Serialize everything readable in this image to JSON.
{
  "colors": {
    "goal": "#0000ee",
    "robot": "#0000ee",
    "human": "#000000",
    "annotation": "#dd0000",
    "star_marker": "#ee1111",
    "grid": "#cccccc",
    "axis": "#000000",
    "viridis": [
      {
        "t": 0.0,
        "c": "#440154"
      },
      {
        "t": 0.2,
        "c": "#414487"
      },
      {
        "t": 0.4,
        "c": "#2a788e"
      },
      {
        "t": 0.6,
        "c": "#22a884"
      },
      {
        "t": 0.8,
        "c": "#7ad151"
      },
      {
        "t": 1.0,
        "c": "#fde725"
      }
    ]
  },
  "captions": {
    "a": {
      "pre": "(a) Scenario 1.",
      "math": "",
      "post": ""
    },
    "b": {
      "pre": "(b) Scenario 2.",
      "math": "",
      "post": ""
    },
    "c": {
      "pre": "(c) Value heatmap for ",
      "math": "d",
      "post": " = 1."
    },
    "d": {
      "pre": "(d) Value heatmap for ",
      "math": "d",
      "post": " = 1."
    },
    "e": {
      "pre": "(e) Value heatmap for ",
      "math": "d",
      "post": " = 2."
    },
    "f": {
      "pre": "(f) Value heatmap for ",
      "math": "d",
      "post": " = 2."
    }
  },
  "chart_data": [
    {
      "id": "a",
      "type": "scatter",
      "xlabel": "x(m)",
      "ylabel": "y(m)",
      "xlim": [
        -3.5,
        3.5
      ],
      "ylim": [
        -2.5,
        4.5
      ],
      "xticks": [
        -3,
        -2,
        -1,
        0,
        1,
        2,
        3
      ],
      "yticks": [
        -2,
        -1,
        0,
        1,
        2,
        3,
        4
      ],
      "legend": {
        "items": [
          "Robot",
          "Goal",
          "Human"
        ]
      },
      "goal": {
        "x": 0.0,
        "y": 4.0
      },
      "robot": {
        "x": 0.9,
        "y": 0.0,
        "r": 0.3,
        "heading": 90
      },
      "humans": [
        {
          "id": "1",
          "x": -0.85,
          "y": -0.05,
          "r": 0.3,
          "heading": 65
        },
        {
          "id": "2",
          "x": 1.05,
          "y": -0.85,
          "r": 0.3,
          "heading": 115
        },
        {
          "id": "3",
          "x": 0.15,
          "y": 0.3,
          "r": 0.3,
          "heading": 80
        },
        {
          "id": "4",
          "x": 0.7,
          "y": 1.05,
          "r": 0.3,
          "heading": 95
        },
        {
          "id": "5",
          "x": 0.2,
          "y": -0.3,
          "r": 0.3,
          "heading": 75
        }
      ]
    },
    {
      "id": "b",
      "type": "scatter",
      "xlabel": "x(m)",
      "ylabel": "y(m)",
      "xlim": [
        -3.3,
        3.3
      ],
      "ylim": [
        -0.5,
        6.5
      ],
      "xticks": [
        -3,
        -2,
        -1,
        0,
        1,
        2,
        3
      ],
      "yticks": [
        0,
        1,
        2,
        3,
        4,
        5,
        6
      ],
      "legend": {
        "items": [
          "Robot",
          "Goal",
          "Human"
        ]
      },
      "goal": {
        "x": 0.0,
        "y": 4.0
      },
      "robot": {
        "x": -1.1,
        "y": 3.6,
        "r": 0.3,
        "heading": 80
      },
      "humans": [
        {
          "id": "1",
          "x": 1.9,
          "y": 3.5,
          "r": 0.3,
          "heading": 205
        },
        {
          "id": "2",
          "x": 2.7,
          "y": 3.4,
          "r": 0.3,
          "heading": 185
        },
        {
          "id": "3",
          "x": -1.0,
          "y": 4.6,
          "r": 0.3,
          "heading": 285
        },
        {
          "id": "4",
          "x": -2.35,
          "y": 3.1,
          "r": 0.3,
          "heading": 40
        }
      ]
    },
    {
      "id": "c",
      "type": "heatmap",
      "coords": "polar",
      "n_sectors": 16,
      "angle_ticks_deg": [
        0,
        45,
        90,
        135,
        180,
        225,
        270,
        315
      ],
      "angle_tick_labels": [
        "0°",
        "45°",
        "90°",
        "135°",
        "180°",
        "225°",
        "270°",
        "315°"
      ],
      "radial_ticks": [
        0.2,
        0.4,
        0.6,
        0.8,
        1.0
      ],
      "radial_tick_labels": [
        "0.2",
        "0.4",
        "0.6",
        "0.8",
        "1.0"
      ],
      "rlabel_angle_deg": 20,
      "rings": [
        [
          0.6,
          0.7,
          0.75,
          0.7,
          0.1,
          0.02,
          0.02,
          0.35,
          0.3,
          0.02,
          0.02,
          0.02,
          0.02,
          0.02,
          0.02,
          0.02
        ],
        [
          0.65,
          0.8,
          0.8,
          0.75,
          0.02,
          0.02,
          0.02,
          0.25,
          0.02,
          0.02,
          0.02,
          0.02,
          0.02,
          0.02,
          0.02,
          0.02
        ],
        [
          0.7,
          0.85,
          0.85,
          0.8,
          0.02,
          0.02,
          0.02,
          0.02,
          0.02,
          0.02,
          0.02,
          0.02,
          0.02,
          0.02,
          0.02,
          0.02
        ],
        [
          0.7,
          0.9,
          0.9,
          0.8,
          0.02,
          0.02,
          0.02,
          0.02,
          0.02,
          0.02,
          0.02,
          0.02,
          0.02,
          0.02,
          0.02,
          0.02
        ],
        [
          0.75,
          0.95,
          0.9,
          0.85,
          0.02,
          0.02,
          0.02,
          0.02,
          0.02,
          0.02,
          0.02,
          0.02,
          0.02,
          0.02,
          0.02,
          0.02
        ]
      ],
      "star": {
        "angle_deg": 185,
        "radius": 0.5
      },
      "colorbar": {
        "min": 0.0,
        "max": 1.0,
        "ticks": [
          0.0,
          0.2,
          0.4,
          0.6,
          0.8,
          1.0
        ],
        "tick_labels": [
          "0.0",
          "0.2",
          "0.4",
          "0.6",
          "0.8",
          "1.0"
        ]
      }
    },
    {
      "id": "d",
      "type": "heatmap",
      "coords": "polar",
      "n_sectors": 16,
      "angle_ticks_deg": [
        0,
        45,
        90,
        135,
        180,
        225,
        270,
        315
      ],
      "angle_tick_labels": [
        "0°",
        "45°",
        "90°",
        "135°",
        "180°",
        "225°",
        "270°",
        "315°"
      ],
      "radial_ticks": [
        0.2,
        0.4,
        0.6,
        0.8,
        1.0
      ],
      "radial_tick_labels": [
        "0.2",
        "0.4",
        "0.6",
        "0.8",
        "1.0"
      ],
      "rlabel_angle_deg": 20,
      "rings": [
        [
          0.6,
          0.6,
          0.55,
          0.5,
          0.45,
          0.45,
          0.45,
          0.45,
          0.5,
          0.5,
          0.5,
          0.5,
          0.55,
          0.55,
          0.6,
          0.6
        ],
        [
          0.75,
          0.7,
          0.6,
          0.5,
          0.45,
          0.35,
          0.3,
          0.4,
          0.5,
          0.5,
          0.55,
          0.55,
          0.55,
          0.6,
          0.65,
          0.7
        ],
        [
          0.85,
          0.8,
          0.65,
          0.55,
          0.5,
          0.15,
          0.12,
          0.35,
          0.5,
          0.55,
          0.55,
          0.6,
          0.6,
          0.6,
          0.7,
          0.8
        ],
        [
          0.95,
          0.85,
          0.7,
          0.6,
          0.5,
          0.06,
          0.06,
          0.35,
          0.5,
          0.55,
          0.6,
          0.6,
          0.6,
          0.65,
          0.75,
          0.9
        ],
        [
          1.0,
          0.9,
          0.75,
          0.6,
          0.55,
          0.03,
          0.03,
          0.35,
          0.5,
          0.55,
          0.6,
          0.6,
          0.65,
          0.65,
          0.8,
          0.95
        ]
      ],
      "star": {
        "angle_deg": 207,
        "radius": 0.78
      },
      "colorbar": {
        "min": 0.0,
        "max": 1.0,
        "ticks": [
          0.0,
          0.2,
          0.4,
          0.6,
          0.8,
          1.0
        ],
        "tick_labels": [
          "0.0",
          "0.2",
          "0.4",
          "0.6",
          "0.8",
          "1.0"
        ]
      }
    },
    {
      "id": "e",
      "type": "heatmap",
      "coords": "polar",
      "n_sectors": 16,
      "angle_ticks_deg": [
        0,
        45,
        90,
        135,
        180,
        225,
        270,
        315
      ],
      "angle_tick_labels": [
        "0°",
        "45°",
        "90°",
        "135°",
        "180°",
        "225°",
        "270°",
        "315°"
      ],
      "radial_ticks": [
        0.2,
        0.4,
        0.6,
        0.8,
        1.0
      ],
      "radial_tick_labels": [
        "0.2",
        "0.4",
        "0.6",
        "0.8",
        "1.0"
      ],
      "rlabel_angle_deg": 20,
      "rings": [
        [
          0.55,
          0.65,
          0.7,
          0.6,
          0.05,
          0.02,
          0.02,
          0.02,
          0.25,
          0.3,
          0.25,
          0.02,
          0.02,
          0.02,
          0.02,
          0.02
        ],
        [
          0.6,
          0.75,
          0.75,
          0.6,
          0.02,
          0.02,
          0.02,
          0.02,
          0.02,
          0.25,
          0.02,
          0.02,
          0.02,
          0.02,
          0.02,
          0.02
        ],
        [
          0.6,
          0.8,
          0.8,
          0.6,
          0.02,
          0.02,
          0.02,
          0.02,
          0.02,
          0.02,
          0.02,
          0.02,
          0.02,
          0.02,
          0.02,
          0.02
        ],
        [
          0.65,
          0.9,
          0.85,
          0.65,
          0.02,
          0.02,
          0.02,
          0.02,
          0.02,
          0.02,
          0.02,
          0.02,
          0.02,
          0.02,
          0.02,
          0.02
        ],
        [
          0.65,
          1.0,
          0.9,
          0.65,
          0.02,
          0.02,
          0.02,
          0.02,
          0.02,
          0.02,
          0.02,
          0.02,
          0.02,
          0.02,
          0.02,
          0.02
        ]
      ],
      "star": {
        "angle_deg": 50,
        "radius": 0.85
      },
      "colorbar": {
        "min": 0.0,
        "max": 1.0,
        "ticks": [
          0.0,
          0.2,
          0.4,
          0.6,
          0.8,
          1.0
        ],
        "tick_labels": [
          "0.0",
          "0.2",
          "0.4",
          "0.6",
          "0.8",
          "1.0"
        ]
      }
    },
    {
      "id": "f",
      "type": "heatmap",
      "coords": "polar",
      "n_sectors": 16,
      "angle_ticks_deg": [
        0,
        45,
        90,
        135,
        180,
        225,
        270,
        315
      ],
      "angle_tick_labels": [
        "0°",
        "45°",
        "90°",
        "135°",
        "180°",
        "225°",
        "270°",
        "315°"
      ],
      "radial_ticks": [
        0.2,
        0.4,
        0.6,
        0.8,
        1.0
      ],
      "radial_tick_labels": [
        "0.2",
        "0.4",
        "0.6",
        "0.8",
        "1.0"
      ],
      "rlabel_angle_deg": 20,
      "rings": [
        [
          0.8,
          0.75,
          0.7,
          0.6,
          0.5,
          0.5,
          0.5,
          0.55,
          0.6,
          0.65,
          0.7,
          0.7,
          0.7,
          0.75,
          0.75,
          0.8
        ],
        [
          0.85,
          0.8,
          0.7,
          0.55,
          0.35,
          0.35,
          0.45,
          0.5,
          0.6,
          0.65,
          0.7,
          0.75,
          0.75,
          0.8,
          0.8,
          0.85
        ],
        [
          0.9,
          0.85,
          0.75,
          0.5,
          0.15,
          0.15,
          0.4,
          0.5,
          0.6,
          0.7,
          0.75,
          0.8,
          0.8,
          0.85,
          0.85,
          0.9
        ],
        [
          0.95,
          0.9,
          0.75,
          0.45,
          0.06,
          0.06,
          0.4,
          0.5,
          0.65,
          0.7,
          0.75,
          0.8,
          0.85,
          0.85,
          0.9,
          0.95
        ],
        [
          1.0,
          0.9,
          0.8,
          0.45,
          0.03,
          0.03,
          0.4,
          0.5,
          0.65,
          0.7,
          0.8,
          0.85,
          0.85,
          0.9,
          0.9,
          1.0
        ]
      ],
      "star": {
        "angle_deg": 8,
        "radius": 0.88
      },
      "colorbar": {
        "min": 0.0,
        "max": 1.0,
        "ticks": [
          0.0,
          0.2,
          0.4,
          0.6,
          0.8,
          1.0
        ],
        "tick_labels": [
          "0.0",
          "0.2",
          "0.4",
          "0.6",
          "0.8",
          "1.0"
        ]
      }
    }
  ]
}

PROBLEM DETAILS:
Which lines hold the word "radius"? Copy all of them.

FINAL RESULT:
        "radius": 0.5
        "radius": 0.78
        "radius": 0.85
        "radius": 0.88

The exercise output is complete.